#### [Written request]
Repeat the entire listing exactly.

** START **

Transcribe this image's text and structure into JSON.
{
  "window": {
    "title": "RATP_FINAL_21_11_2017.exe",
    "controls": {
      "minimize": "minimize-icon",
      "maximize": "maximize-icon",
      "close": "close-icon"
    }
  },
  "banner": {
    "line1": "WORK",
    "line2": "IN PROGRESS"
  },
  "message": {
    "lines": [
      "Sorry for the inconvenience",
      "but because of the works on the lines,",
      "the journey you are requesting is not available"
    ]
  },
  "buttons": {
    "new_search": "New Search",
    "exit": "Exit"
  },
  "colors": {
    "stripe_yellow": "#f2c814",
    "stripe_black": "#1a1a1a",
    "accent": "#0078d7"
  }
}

** END **

#### [Worked solution]
Transcribe this image's text and structure into JSON.
{
  "window": {
    "title": "RATP_FINAL_21_11_2017.exe",
    "controls": {
      "minimize": "minimize-icon",
      "maximize": "maximize-icon",
      "close": "close-icon"
    }
  },
  "banner": {
    "line1": "WORK",
    "line2": "IN PROGRESS"
  },
  "message": {
    "lines": [
      "Sorry for the inconvenience",
      "but because of the works on the lines,",
      "the journey you are requesting is not available"
    ]
  },
  "buttons": {
    "new_search": "New Search",
    "exit": "Exit"
  },
  "colors": {
    "stripe_yellow": "#f2c814",
    "stripe_black": "#1a1a1a",
    "accent": "#0078d7"
  }
}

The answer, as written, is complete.